**INFORMATION SUPPLIED**
+--

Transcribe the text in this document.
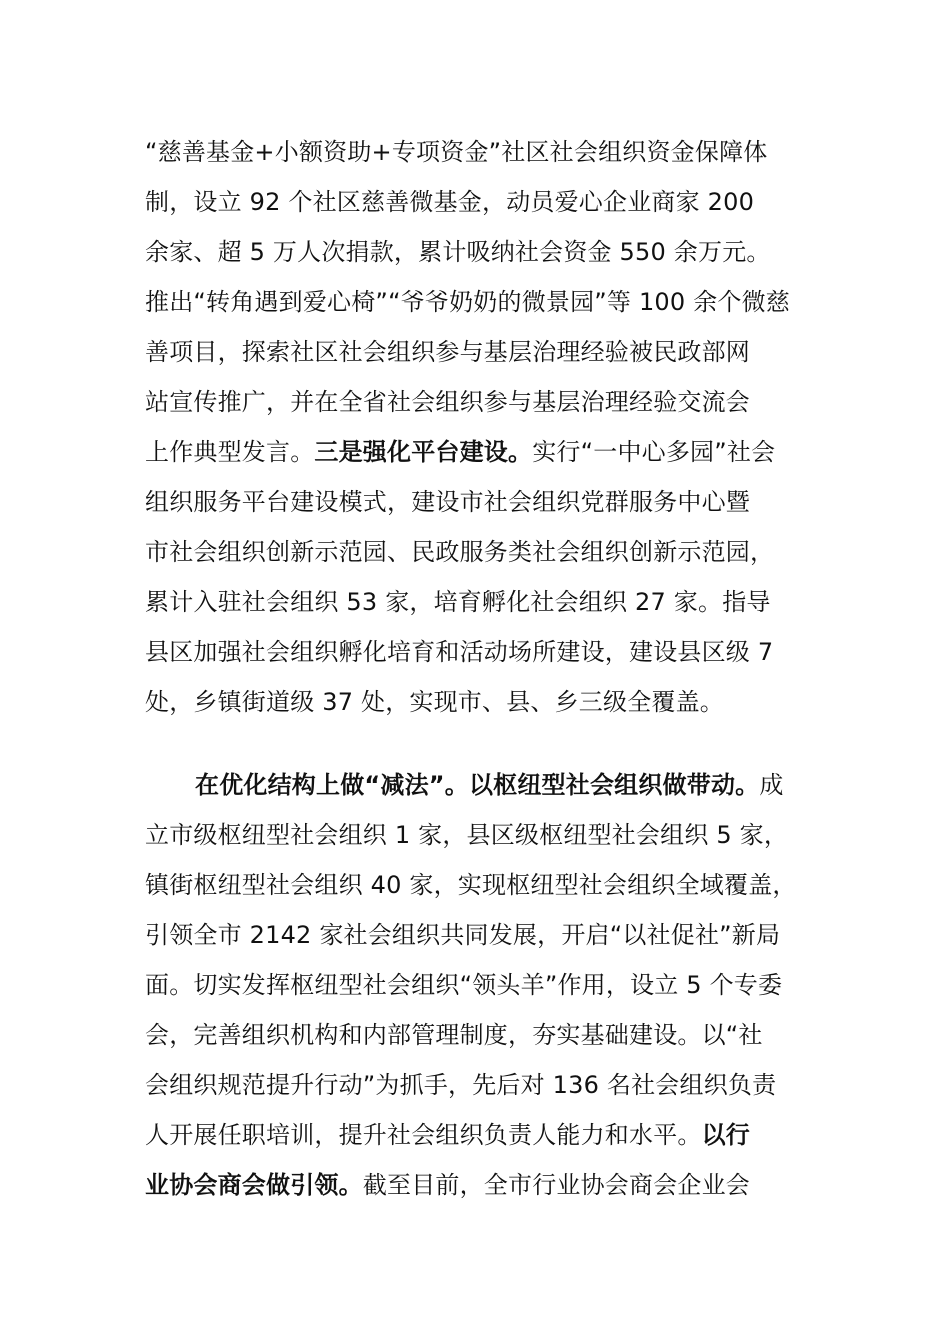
“慈善基金+小额资助+专项资金”社区社会组织资金保障体
制，设立 92 个社区慈善微基金，动员爱心企业商家 200
余家、超 5 万人次捐款，累计吸纳社会资金 550 余万元。
推出“转角遇到爱心椅”“爷爷奶奶的微景园”等 100 余个微慈
善项目，探索社区社会组织参与基层治理经验被民政部网
站宣传推广，并在全省社会组织参与基层治理经验交流会
上作典型发言。三是强化平台建设。实行“一中心多园”社会
组织服务平台建设模式，建设市社会组织党群服务中心暨
市社会组织创新示范园、民政服务类社会组织创新示范园，
累计入驻社会组织 53 家，培育孵化社会组织 27 家。指导
县区加强社会组织孵化培育和活动场所建设，建设县区级 7
处，乡镇街道级 37 处，实现市、县、乡三级全覆盖。
在优化结构上做“减法”。以枢纽型社会组织做带动。成
立市级枢纽型社会组织 1 家，县区级枢纽型社会组织 5 家，
镇街枢纽型社会组织 40 家，实现枢纽型社会组织全域覆盖，
引领全市 2142 家社会组织共同发展，开启“以社促社”新局
面。切实发挥枢纽型社会组织“领头羊”作用，设立 5 个专委
会，完善组织机构和内部管理制度，夯实基础建设。以“社
会组织规范提升行动”为抓手，先后对 136 名社会组织负责
人开展任职培训，提升社会组织负责人能力和水平。以行
业协会商会做引领。截至目前，全市行业协会商会企业会
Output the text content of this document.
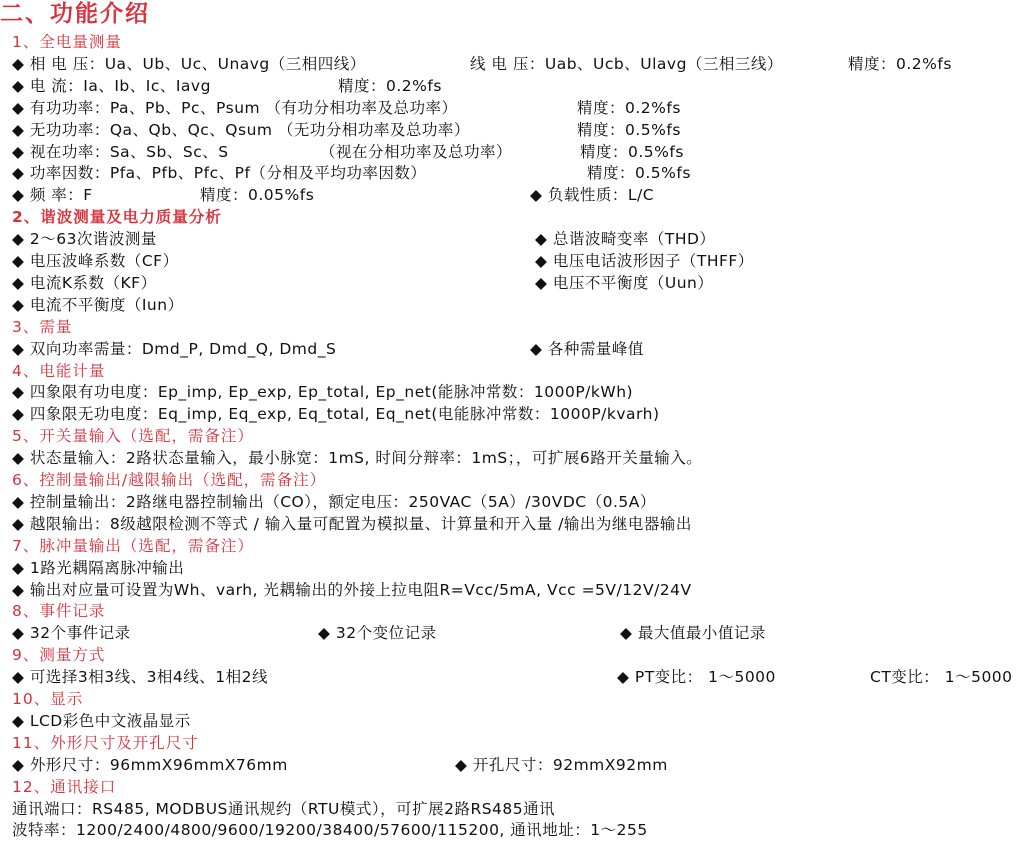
二、功能介绍
1、全电量测量
◆ 相 电 压：Ua、Ub、Uc、Unavg（三相四线）	线 电 压：Uab、Ucb、Ulavg（三相三线）	精度：0.2%fs
◆ 电 流：Ia、Ib、Ic、Iavg	精度：0.2%fs
◆ 有功功率：Pa、Pb、Pc、Psum （有功分相功率及总功率）	精度：0.2%fs
◆ 无功功率：Qa、Qb、Qc、Qsum （无功分相功率及总功率）	精度：0.5%fs
◆ 视在功率：Sa、Sb、Sc、S	（视在分相功率及总功率）	精度：0.5%fs
◆ 功率因数：Pfa、Pfb、Pfc、Pf（分相及平均功率因数）	精度：0.5%fs
◆ 频 率：F	精度：0.05%fs	◆ 负载性质：L/C
2、谐波测量及电力质量分析
◆ 2～63次谐波测量	◆ 总谐波畸变率（THD）
◆ 电压波峰系数（CF）	◆ 电压电话波形因子（THFF）
◆ 电流K系数（KF）	◆ 电压不平衡度（Uun）
◆ 电流不平衡度（Iun）
3、需量
◆ 双向功率需量：Dmd_P, Dmd_Q, Dmd_S	◆ 各种需量峰值
4、电能计量
◆ 四象限有功电度：Ep_imp, Ep_exp, Ep_total, Ep_net(能脉冲常数：1000P/kWh)
◆ 四象限无功电度：Eq_imp, Eq_exp, Eq_total, Eq_net(电能脉冲常数：1000P/kvarh)
5、开关量输入（选配，需备注）
◆ 状态量输入：2路状态量输入，最小脉宽：1mS, 时间分辩率：1mS；，可扩展6路开关量输入。
6、控制量输出/越限输出（选配，需备注）
◆ 控制量输出：2路继电器控制输出（CO），额定电压：250VAC（5A）/30VDC（0.5A）
◆ 越限输出：8级越限检测不等式 / 输入量可配置为模拟量、计算量和开入量 /输出为继电器输出
7、脉冲量输出（选配，需备注）
◆ 1路光耦隔离脉冲输出
◆ 输出对应量可设置为Wh、varh, 光耦输出的外接上拉电阻R=Vcc/5mA, Vcc =5V/12V/24V
8、事件记录
◆ 32个事件记录	◆ 32个变位记录	◆ 最大值最小值记录
9、测量方式
◆ 可选择3相3线、3相4线、1相2线	◆ PT变比： 1～5000	CT变比： 1～5000
10、显示
◆ LCD彩色中文液晶显示
11、外形尺寸及开孔尺寸
◆ 外形尺寸：96mmX96mmX76mm	◆ 开孔尺寸：92mmX92mm
12、通讯接口
通讯端口：RS485, MODBUS通讯规约（RTU模式），可扩展2路RS485通讯
波特率：1200/2400/4800/9600/19200/38400/57600/115200, 通讯地址：1～255
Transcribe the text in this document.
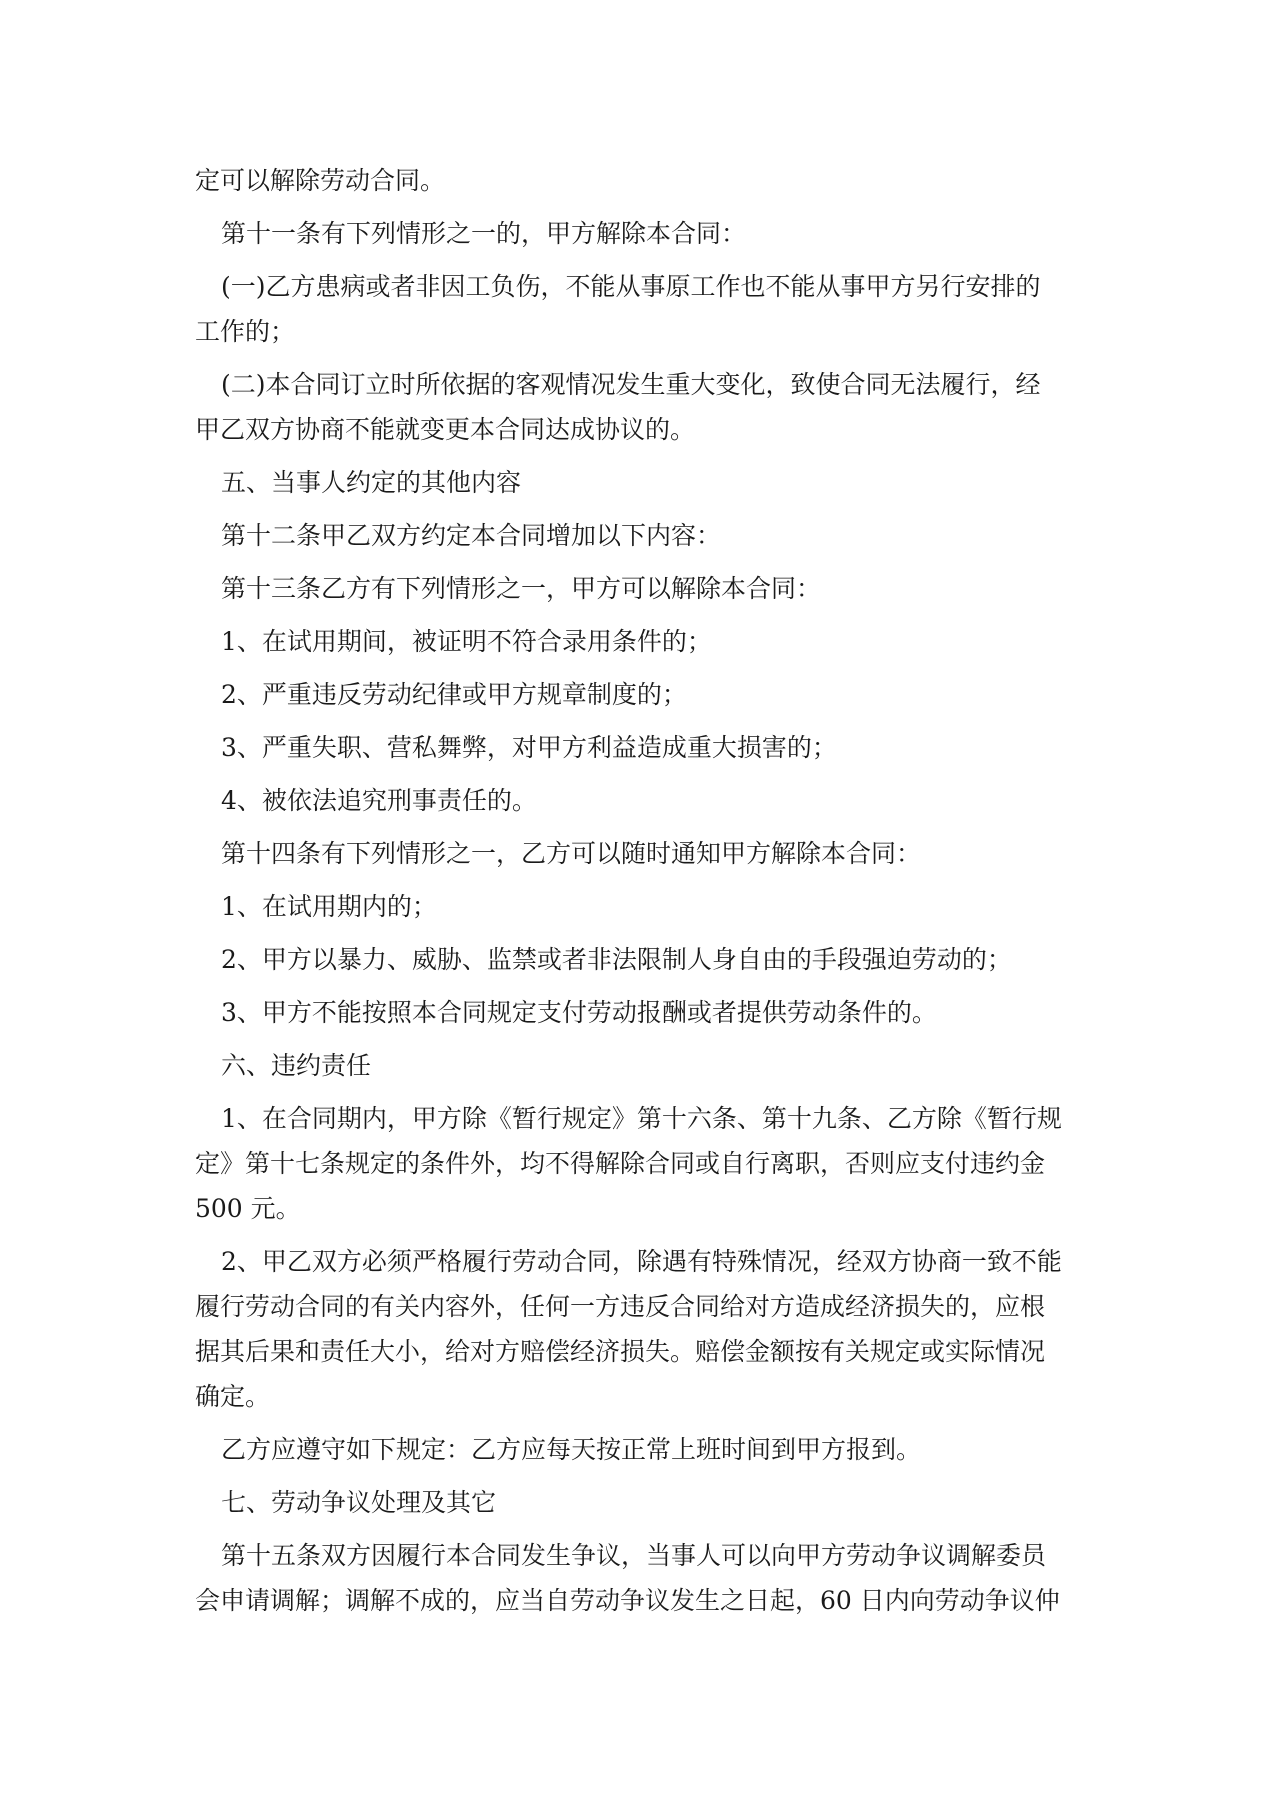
定可以解除劳动合同。
第十一条有下列情形之一的，甲方解除本合同：
(一)乙方患病或者非因工负伤，不能从事原工作也不能从事甲方另行安排的
工作的；
(二)本合同订立时所依据的客观情况发生重大变化，致使合同无法履行，经
甲乙双方协商不能就变更本合同达成协议的。
五、当事人约定的其他内容
第十二条甲乙双方约定本合同增加以下内容：
第十三条乙方有下列情形之一，甲方可以解除本合同：
1、在试用期间，被证明不符合录用条件的；
2、严重违反劳动纪律或甲方规章制度的；
3、严重失职、营私舞弊，对甲方利益造成重大损害的；
4、被依法追究刑事责任的。
第十四条有下列情形之一，乙方可以随时通知甲方解除本合同：
1、在试用期内的；
2、甲方以暴力、威胁、监禁或者非法限制人身自由的手段强迫劳动的；
3、甲方不能按照本合同规定支付劳动报酬或者提供劳动条件的。
六、违约责任
1、在合同期内，甲方除《暂行规定》第十六条、第十九条、乙方除《暂行规
定》第十七条规定的条件外，均不得解除合同或自行离职，否则应支付违约金
500 元。
2、甲乙双方必须严格履行劳动合同，除遇有特殊情况，经双方协商一致不能
履行劳动合同的有关内容外，任何一方违反合同给对方造成经济损失的，应根
据其后果和责任大小，给对方赔偿经济损失。赔偿金额按有关规定或实际情况
确定。
乙方应遵守如下规定：乙方应每天按正常上班时间到甲方报到。
七、劳动争议处理及其它
第十五条双方因履行本合同发生争议，当事人可以向甲方劳动争议调解委员
会申请调解；调解不成的，应当自劳动争议发生之日起，60 日内向劳动争议仲
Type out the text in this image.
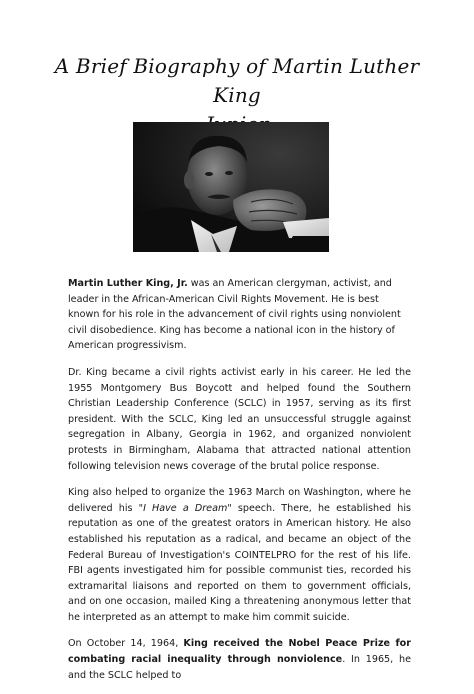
A Brief Biography of Martin Luther King

Martin Luther King, Jr. was an American clergyman, activist, and leader in the African-American Civil Rights Movement. He is best known for his role in the advancement of civil rights using nonviolent civil disobedience. King has become a national icon in the history of American progressivism.

Dr. King became a civil rights activist early in his career. He led the 1955 Montgomery Bus Boycott and helped found the Southern Christian Leadership Conference (SCLC) in 1957, serving as its first president. With the SCLC, King led an unsuccessful struggle against segregation in Albany, Georgia in 1962, and organized nonviolent protests in Birmingham, Alabama that attracted national attention following television news coverage of the brutal police response.

King also helped to organize the 1963 March on Washington, where he delivered his "I Have a Dream" speech. There, he established his reputation as one of the greatest orators in American history. He also established his reputation as a radical, and became an object of the Federal Bureau of Investigation's COINTELPRO for the rest of his life. FBI agents investigated him for possible communist ties, recorded his extramarital liaisons and reported on them to government officials, and on one occasion, mailed King a threatening anonymous letter that he interpreted as an attempt to make him commit suicide.

On October 14, 1964, King received the Nobel Peace Prize for combating racial inequality through nonviolence. In 1965, he and the SCLC helped to
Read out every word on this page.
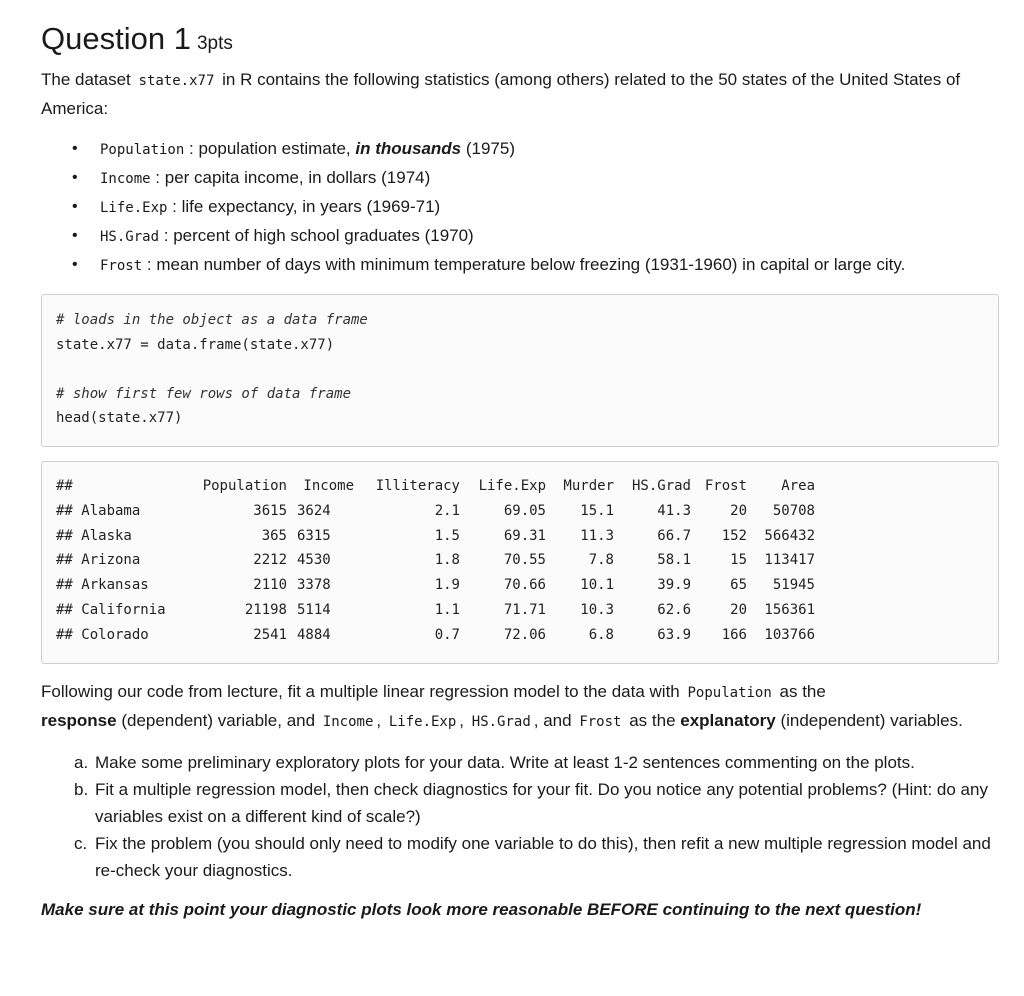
Question 1 3pts

The dataset state.x77 in R contains the following statistics (among others) related to the 50 states of the United States of America:

• Population : population estimate, in thousands (1975)
• Income : per capita income, in dollars (1974)
• Life.Exp : life expectancy, in years (1969-71)
• HS.Grad : percent of high school graduates (1970)
• Frost : mean number of days with minimum temperature below freezing (1931-1960) in capital or large city.
# loads in the object as a data frame
state.x77 = data.frame(state.x77)

# show first few rows of data frame
head(state.x77)
##	Population	Income	Illiteracy	Life.Exp	Murder	HS.Grad	Frost	Area
## Alabama	3615	3624	2.1	69.05	15.1	41.3	20	50708
## Alaska	365	6315	1.5	69.31	11.3	66.7	152	566432
## Arizona	2212	4530	1.8	70.55	7.8	58.1	15	113417
## Arkansas	2110	3378	1.9	70.66	10.1	39.9	65	51945
## California	21198	5114	1.1	71.71	10.3	62.6	20	156361
## Colorado	2541	4884	0.7	72.06	6.8	63.9	166	103766

Following our code from lecture, fit a multiple linear regression model to the data with Population as the
response (dependent) variable, and Income , Life.Exp , HS.Grad , and Frost as the explanatory (independent) variables.

a. Make some preliminary exploratory plots for your data. Write at least 1-2 sentences commenting on the plots.
b. Fit a multiple regression model, then check diagnostics for your fit. Do you notice any potential problems? (Hint: do any variables exist on a different kind of scale?)
c. Fix the problem (you should only need to modify one variable to do this), then refit a new multiple regression model and re-check your diagnostics.

Make sure at this point your diagnostic plots look more reasonable BEFORE continuing to the next question!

+--

**BRIEF**
Copy out each line of the data containing the string "first".

**EXPECTED OUTPUT**
Dr. King became a civil rights activist early in his career. He led the 1955 Montgomery Bus Boycott and helped found the Southern Christian Leadership Conference (SCLC) in 1957, serving as its first president. With the SCLC, King led an unsuccessful struggle against segregation in Albany, Georgia in 1962, and organized nonviolent protests in Birmingham, Alabama that attracted national attention following television news coverage of the brutal police response.
# show first few rows of data frame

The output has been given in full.